→ **Dataset entries**

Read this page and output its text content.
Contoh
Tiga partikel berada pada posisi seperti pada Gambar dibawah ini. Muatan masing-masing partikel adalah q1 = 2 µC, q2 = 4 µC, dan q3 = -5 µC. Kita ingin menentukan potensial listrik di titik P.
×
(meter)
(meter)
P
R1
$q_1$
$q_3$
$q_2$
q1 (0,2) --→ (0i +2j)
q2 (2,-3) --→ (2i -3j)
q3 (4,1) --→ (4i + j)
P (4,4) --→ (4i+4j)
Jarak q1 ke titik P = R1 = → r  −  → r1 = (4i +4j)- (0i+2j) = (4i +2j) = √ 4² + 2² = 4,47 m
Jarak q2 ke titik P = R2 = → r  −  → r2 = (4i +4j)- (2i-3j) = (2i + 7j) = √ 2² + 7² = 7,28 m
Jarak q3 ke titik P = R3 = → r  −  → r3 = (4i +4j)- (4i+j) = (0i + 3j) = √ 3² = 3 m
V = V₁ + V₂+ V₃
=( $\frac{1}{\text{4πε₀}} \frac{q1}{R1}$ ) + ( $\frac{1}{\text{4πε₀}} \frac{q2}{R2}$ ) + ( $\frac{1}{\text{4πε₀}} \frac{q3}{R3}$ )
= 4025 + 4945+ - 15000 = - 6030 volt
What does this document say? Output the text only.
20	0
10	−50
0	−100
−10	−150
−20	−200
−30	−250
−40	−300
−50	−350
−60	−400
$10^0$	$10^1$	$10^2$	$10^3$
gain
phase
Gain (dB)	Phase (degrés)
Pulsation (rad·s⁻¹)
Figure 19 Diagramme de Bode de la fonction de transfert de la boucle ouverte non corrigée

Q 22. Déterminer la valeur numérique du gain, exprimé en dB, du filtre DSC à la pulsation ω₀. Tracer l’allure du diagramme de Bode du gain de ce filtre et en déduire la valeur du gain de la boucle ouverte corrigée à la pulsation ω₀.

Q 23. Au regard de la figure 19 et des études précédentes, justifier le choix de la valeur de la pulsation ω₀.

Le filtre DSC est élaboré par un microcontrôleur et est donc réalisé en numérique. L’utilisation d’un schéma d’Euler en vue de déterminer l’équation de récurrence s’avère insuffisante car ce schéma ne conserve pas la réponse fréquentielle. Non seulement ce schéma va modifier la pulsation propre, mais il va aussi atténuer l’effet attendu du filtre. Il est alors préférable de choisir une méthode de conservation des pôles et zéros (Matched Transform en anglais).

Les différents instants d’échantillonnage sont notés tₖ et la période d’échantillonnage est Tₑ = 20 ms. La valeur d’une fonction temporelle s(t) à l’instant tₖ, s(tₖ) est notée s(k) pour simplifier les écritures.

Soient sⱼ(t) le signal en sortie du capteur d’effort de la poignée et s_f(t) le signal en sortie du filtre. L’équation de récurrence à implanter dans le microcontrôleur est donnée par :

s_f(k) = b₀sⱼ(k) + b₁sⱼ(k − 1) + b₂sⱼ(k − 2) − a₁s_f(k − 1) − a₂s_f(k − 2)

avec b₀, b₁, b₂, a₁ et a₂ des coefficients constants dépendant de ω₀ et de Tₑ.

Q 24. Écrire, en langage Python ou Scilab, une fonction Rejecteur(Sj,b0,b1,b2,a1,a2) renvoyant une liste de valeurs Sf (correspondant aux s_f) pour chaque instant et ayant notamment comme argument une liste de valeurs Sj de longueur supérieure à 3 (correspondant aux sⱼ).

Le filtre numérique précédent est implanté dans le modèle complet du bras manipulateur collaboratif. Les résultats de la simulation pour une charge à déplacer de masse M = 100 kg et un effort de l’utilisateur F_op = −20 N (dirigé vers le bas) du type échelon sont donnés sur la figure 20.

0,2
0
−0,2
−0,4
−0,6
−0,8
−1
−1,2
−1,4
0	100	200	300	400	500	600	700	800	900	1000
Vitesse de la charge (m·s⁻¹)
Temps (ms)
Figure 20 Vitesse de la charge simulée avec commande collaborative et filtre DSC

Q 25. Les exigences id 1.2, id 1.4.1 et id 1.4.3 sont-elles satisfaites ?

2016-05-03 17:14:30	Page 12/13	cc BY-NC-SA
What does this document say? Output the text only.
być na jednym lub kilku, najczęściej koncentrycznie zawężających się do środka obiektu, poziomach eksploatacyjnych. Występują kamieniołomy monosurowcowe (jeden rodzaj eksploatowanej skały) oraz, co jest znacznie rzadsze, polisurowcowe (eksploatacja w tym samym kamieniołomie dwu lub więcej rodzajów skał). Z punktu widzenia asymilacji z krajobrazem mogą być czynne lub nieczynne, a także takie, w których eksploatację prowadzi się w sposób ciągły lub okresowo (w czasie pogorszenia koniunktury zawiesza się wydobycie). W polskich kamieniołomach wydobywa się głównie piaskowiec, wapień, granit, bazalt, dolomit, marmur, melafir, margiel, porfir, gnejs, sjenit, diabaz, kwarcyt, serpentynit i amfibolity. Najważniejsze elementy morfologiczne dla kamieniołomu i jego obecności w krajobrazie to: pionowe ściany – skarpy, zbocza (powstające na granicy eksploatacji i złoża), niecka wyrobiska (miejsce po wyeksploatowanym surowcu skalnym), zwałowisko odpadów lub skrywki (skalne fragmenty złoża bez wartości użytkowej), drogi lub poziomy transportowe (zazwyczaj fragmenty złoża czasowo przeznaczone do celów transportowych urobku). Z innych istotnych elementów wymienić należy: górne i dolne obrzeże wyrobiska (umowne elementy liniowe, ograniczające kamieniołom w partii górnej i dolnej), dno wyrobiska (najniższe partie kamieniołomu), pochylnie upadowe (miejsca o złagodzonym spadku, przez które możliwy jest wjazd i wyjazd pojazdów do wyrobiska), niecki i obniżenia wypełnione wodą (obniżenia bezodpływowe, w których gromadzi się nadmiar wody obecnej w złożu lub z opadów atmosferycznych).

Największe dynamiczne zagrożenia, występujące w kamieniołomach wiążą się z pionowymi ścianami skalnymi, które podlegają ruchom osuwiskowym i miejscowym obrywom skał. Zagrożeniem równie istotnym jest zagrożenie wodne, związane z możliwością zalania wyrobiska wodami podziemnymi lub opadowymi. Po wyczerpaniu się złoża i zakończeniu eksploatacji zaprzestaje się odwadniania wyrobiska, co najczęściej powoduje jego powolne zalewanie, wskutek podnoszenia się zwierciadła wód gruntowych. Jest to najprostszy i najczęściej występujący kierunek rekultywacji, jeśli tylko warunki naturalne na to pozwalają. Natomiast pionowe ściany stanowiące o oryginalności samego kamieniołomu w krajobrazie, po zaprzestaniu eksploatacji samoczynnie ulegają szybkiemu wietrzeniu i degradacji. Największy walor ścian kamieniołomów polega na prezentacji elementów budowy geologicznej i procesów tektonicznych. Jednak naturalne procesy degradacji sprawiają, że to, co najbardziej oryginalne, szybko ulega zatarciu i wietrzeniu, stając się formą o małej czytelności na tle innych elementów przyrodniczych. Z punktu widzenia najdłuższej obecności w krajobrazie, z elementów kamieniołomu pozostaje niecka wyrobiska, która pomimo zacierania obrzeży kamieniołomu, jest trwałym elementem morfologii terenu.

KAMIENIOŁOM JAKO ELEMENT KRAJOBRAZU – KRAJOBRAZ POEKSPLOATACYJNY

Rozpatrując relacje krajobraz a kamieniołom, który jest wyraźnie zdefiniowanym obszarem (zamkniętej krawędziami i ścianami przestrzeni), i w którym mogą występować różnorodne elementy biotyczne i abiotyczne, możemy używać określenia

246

→ **Problem to solve**
Repeat every record, keeping each word and mark exactly as it is.

→ **Result for this task**
Read this page and output its text content.
Contoh
Tiga partikel berada pada posisi seperti pada Gambar dibawah ini. Muatan masing-masing partikel adalah q1 = 2 µC, q2 = 4 µC, dan q3 = -5 µC. Kita ingin menentukan potensial listrik di titik P.
×
(meter)
(meter)
P
R1
$q_1$
$q_3$
$q_2$
q1 (0,2) --→ (0i +2j)
q2 (2,-3) --→ (2i -3j)
q3 (4,1) --→ (4i + j)
P (4,4) --→ (4i+4j)
Jarak q1 ke titik P = R1 = → r  −  → r1 = (4i +4j)- (0i+2j) = (4i +2j) = √ 4² + 2² = 4,47 m
Jarak q2 ke titik P = R2 = → r  −  → r2 = (4i +4j)- (2i-3j) = (2i + 7j) = √ 2² + 7² = 7,28 m
Jarak q3 ke titik P = R3 = → r  −  → r3 = (4i +4j)- (4i+j) = (0i + 3j) = √ 3² = 3 m
V = V₁ + V₂+ V₃
=( $\frac{1}{\text{4πε₀}} \frac{q1}{R1}$ ) + ( $\frac{1}{\text{4πε₀}} \frac{q2}{R2}$ ) + ( $\frac{1}{\text{4πε₀}} \frac{q3}{R3}$ )
= 4025 + 4945+ - 15000 = - 6030 volt
What does this document say? Output the text only.
20	0
10	−50
0	−100
−10	−150
−20	−200
−30	−250
−40	−300
−50	−350
−60	−400
$10^0$	$10^1$	$10^2$	$10^3$
gain
phase
Gain (dB)	Phase (degrés)
Pulsation (rad·s⁻¹)
Figure 19 Diagramme de Bode de la fonction de transfert de la boucle ouverte non corrigée

Q 22. Déterminer la valeur numérique du gain, exprimé en dB, du filtre DSC à la pulsation ω₀. Tracer l’allure du diagramme de Bode du gain de ce filtre et en déduire la valeur du gain de la boucle ouverte corrigée à la pulsation ω₀.

Q 23. Au regard de la figure 19 et des études précédentes, justifier le choix de la valeur de la pulsation ω₀.

Le filtre DSC est élaboré par un microcontrôleur et est donc réalisé en numérique. L’utilisation d’un schéma d’Euler en vue de déterminer l’équation de récurrence s’avère insuffisante car ce schéma ne conserve pas la réponse fréquentielle. Non seulement ce schéma va modifier la pulsation propre, mais il va aussi atténuer l’effet attendu du filtre. Il est alors préférable de choisir une méthode de conservation des pôles et zéros (Matched Transform en anglais).

Les différents instants d’échantillonnage sont notés tₖ et la période d’échantillonnage est Tₑ = 20 ms. La valeur d’une fonction temporelle s(t) à l’instant tₖ, s(tₖ) est notée s(k) pour simplifier les écritures.

Soient sⱼ(t) le signal en sortie du capteur d’effort de la poignée et s_f(t) le signal en sortie du filtre. L’équation de récurrence à implanter dans le microcontrôleur est donnée par :

s_f(k) = b₀sⱼ(k) + b₁sⱼ(k − 1) + b₂sⱼ(k − 2) − a₁s_f(k − 1) − a₂s_f(k − 2)

avec b₀, b₁, b₂, a₁ et a₂ des coefficients constants dépendant de ω₀ et de Tₑ.

Q 24. Écrire, en langage Python ou Scilab, une fonction Rejecteur(Sj,b0,b1,b2,a1,a2) renvoyant une liste de valeurs Sf (correspondant aux s_f) pour chaque instant et ayant notamment comme argument une liste de valeurs Sj de longueur supérieure à 3 (correspondant aux sⱼ).

Le filtre numérique précédent est implanté dans le modèle complet du bras manipulateur collaboratif. Les résultats de la simulation pour une charge à déplacer de masse M = 100 kg et un effort de l’utilisateur F_op = −20 N (dirigé vers le bas) du type échelon sont donnés sur la figure 20.

0,2
0
−0,2
−0,4
−0,6
−0,8
−1
−1,2
−1,4
0	100	200	300	400	500	600	700	800	900	1000
Vitesse de la charge (m·s⁻¹)
Temps (ms)
Figure 20 Vitesse de la charge simulée avec commande collaborative et filtre DSC

Q 25. Les exigences id 1.2, id 1.4.1 et id 1.4.3 sont-elles satisfaites ?

2016-05-03 17:14:30	Page 12/13	cc BY-NC-SA
What does this document say? Output the text only.
być na jednym lub kilku, najczęściej koncentrycznie zawężających się do środka obiektu, poziomach eksploatacyjnych. Występują kamieniołomy monosurowcowe (jeden rodzaj eksploatowanej skały) oraz, co jest znacznie rzadsze, polisurowcowe (eksploatacja w tym samym kamieniołomie dwu lub więcej rodzajów skał). Z punktu widzenia asymilacji z krajobrazem mogą być czynne lub nieczynne, a także takie, w których eksploatację prowadzi się w sposób ciągły lub okresowo (w czasie pogorszenia koniunktury zawiesza się wydobycie). W polskich kamieniołomach wydobywa się głównie piaskowiec, wapień, granit, bazalt, dolomit, marmur, melafir, margiel, porfir, gnejs, sjenit, diabaz, kwarcyt, serpentynit i amfibolity. Najważniejsze elementy morfologiczne dla kamieniołomu i jego obecności w krajobrazie to: pionowe ściany – skarpy, zbocza (powstające na granicy eksploatacji i złoża), niecka wyrobiska (miejsce po wyeksploatowanym surowcu skalnym), zwałowisko odpadów lub skrywki (skalne fragmenty złoża bez wartości użytkowej), drogi lub poziomy transportowe (zazwyczaj fragmenty złoża czasowo przeznaczone do celów transportowych urobku). Z innych istotnych elementów wymienić należy: górne i dolne obrzeże wyrobiska (umowne elementy liniowe, ograniczające kamieniołom w partii górnej i dolnej), dno wyrobiska (najniższe partie kamieniołomu), pochylnie upadowe (miejsca o złagodzonym spadku, przez które możliwy jest wjazd i wyjazd pojazdów do wyrobiska), niecki i obniżenia wypełnione wodą (obniżenia bezodpływowe, w których gromadzi się nadmiar wody obecnej w złożu lub z opadów atmosferycznych).

Największe dynamiczne zagrożenia, występujące w kamieniołomach wiążą się z pionowymi ścianami skalnymi, które podlegają ruchom osuwiskowym i miejscowym obrywom skał. Zagrożeniem równie istotnym jest zagrożenie wodne, związane z możliwością zalania wyrobiska wodami podziemnymi lub opadowymi. Po wyczerpaniu się złoża i zakończeniu eksploatacji zaprzestaje się odwadniania wyrobiska, co najczęściej powoduje jego powolne zalewanie, wskutek podnoszenia się zwierciadła wód gruntowych. Jest to najprostszy i najczęściej występujący kierunek rekultywacji, jeśli tylko warunki naturalne na to pozwalają. Natomiast pionowe ściany stanowiące o oryginalności samego kamieniołomu w krajobrazie, po zaprzestaniu eksploatacji samoczynnie ulegają szybkiemu wietrzeniu i degradacji. Największy walor ścian kamieniołomów polega na prezentacji elementów budowy geologicznej i procesów tektonicznych. Jednak naturalne procesy degradacji sprawiają, że to, co najbardziej oryginalne, szybko ulega zatarciu i wietrzeniu, stając się formą o małej czytelności na tle innych elementów przyrodniczych. Z punktu widzenia najdłuższej obecności w krajobrazie, z elementów kamieniołomu pozostaje niecka wyrobiska, która pomimo zacierania obrzeży kamieniołomu, jest trwałym elementem morfologii terenu.

KAMIENIOŁOM JAKO ELEMENT KRAJOBRAZU – KRAJOBRAZ POEKSPLOATACYJNY

Rozpatrując relacje krajobraz a kamieniołom, który jest wyraźnie zdefiniowanym obszarem (zamkniętej krawędziami i ścianami przestrzeni), i w którym mogą występować różnorodne elementy biotyczne i abiotyczne, możemy używać określenia

246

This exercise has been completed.